■ Task brief ■
Please retype the data below line for line, without changing any character.

Element location listings:
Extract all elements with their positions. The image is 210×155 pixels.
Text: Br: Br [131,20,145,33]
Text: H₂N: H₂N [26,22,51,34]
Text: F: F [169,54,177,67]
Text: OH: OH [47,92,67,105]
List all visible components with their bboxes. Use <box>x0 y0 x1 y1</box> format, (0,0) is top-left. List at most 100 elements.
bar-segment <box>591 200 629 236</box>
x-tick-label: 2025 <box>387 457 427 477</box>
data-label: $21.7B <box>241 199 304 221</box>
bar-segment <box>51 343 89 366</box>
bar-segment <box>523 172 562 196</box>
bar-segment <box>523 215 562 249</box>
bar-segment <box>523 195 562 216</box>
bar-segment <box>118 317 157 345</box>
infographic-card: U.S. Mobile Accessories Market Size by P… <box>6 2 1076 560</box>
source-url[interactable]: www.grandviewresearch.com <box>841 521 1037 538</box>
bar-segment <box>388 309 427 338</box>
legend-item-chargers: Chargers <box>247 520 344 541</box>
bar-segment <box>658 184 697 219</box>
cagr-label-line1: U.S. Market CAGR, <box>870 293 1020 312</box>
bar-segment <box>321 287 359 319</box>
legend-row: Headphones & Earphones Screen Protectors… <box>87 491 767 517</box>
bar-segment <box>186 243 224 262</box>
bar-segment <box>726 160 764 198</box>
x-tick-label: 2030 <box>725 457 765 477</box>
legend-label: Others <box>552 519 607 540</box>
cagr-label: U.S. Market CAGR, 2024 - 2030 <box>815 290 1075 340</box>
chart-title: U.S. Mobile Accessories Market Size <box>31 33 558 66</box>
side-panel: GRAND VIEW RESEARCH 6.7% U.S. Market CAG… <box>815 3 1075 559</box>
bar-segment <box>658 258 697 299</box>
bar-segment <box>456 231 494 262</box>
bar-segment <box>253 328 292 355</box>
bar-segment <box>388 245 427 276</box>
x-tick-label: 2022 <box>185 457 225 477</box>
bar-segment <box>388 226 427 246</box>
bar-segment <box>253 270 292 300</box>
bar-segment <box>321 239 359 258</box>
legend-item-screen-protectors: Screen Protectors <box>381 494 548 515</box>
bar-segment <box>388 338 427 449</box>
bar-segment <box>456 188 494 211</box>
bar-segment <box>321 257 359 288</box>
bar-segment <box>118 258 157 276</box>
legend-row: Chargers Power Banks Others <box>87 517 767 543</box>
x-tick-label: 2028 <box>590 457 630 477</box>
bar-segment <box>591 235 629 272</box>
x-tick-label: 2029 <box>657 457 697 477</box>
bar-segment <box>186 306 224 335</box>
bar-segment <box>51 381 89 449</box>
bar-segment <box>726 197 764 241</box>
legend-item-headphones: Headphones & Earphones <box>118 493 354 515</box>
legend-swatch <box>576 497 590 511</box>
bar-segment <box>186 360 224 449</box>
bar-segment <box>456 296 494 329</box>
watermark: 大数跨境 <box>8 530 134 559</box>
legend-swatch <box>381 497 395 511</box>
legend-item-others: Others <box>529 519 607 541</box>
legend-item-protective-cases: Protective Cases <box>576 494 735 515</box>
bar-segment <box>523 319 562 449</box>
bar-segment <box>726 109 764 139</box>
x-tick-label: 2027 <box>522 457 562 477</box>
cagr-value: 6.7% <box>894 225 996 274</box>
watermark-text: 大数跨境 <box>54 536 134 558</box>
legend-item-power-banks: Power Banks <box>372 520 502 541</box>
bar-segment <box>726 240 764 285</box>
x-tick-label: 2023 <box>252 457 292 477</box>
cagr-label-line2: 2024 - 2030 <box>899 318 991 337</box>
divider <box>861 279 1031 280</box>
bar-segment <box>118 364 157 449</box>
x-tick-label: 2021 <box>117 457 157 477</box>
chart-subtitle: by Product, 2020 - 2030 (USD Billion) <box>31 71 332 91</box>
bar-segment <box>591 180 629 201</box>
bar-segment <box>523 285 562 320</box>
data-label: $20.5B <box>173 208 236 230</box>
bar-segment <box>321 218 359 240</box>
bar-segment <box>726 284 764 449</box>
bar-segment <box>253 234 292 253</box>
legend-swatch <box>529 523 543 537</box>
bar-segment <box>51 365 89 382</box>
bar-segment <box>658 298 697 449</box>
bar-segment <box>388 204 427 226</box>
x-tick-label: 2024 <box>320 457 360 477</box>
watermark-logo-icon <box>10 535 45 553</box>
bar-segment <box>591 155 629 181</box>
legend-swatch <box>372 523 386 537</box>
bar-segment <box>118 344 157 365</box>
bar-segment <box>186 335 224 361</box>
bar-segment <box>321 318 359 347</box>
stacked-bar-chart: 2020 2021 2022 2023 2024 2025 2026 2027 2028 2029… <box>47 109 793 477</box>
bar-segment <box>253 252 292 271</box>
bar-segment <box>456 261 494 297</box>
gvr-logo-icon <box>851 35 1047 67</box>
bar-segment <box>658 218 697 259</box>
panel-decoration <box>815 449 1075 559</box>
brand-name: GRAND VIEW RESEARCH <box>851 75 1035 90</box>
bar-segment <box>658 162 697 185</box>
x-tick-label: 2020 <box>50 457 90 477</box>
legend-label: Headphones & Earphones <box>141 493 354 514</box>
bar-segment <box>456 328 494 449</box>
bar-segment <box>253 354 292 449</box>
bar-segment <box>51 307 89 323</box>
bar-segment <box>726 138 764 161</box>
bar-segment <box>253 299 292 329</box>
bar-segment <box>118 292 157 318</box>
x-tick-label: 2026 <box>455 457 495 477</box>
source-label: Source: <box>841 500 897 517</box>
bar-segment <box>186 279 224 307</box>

■ In response ■
Extract all elements with their positions. The image is 210×155 pixels.
Text: Br: Br [131,20,145,33]
Text: H₂N: H₂N [26,22,51,34]
Text: F: F [169,54,177,67]
Text: OH: OH [47,92,67,105]
List all visible components with their bboxes. Use <box>x0 y0 x1 y1</box> format, (0,0) is top-left. List at most 100 elements.
bar-segment <box>591 200 629 236</box>
x-tick-label: 2025 <box>387 457 427 477</box>
data-label: $21.7B <box>241 199 304 221</box>
bar-segment <box>51 343 89 366</box>
bar-segment <box>523 172 562 196</box>
bar-segment <box>523 215 562 249</box>
bar-segment <box>523 195 562 216</box>
bar-segment <box>118 317 157 345</box>
infographic-card: U.S. Mobile Accessories Market Size by P… <box>6 2 1076 560</box>
source-url[interactable]: www.grandviewresearch.com <box>841 521 1037 538</box>
bar-segment <box>388 309 427 338</box>
legend-item-chargers: Chargers <box>247 520 344 541</box>
bar-segment <box>658 184 697 219</box>
cagr-label-line1: U.S. Market CAGR, <box>870 293 1020 312</box>
bar-segment <box>321 287 359 319</box>
legend-row: Headphones & Earphones Screen Protectors… <box>87 491 767 517</box>
bar-segment <box>186 243 224 262</box>
bar-segment <box>726 160 764 198</box>
x-tick-label: 2030 <box>725 457 765 477</box>
legend-label: Others <box>552 519 607 540</box>
cagr-label: U.S. Market CAGR, 2024 - 2030 <box>815 290 1075 340</box>
chart-title: U.S. Mobile Accessories Market Size <box>31 33 558 66</box>
side-panel: GRAND VIEW RESEARCH 6.7% U.S. Market CAG… <box>815 3 1075 559</box>
bar-segment <box>658 258 697 299</box>
bar-segment <box>456 231 494 262</box>
bar-segment <box>253 328 292 355</box>
bar-segment <box>388 245 427 276</box>
x-tick-label: 2022 <box>185 457 225 477</box>
bar-segment <box>388 226 427 246</box>
bar-segment <box>253 270 292 300</box>
bar-segment <box>321 239 359 258</box>
legend-item-screen-protectors: Screen Protectors <box>381 494 548 515</box>
bar-segment <box>388 338 427 449</box>
bar-segment <box>456 188 494 211</box>
bar-segment <box>321 257 359 288</box>
bar-segment <box>118 258 157 276</box>
legend-row: Chargers Power Banks Others <box>87 517 767 543</box>
x-tick-label: 2028 <box>590 457 630 477</box>
bar-segment <box>591 235 629 272</box>
x-tick-label: 2029 <box>657 457 697 477</box>
bar-segment <box>186 306 224 335</box>
bar-segment <box>51 381 89 449</box>
bar-segment <box>726 197 764 241</box>
legend-item-headphones: Headphones & Earphones <box>118 493 354 515</box>
legend-swatch <box>576 497 590 511</box>
bar-segment <box>186 360 224 449</box>
bar-segment <box>456 296 494 329</box>
watermark: 大数跨境 <box>8 530 134 559</box>
legend-swatch <box>381 497 395 511</box>
legend-item-others: Others <box>529 519 607 541</box>
legend-item-protective-cases: Protective Cases <box>576 494 735 515</box>
bar-segment <box>523 319 562 449</box>
bar-segment <box>726 109 764 139</box>
x-tick-label: 2027 <box>522 457 562 477</box>
cagr-value: 6.7% <box>894 225 996 274</box>
watermark-text: 大数跨境 <box>54 536 134 558</box>
legend-item-power-banks: Power Banks <box>372 520 502 541</box>
bar-segment <box>726 240 764 285</box>
x-tick-label: 2023 <box>252 457 292 477</box>
cagr-label-line2: 2024 - 2030 <box>899 318 991 337</box>
divider <box>861 279 1031 280</box>
bar-segment <box>118 364 157 449</box>
x-tick-label: 2021 <box>117 457 157 477</box>
chart-subtitle: by Product, 2020 - 2030 (USD Billion) <box>31 71 332 91</box>
bar-segment <box>591 180 629 201</box>
bar-segment <box>523 285 562 320</box>
data-label: $20.5B <box>173 208 236 230</box>
bar-segment <box>321 218 359 240</box>
bar-segment <box>726 284 764 449</box>
bar-segment <box>253 234 292 253</box>
legend-swatch <box>529 523 543 537</box>
bar-segment <box>51 365 89 382</box>
bar-segment <box>658 298 697 449</box>
bar-segment <box>388 204 427 226</box>
x-tick-label: 2024 <box>320 457 360 477</box>
watermark-logo-icon <box>10 535 45 553</box>
bar-segment <box>591 155 629 181</box>
legend-swatch <box>372 523 386 537</box>
bar-segment <box>118 344 157 365</box>
bar-segment <box>186 335 224 361</box>
bar-segment <box>321 318 359 347</box>
stacked-bar-chart: 2020 2021 2022 2023 2024 2025 2026 2027 2028 2029… <box>47 109 793 477</box>
bar-segment <box>253 252 292 271</box>
bar-segment <box>456 261 494 297</box>
gvr-logo-icon <box>851 35 1047 67</box>
bar-segment <box>658 218 697 259</box>
panel-decoration <box>815 449 1075 559</box>
brand-name: GRAND VIEW RESEARCH <box>851 75 1035 90</box>
bar-segment <box>658 162 697 185</box>
x-tick-label: 2020 <box>50 457 90 477</box>
legend-label: Headphones & Earphones <box>141 493 354 514</box>
bar-segment <box>456 328 494 449</box>
bar-segment <box>253 354 292 449</box>
bar-segment <box>51 307 89 323</box>
bar-segment <box>726 138 764 161</box>
bar-segment <box>253 299 292 329</box>
bar-segment <box>118 292 157 318</box>
x-tick-label: 2026 <box>455 457 495 477</box>
source-label: Source: <box>841 500 897 517</box>
bar-segment <box>186 279 224 307</box>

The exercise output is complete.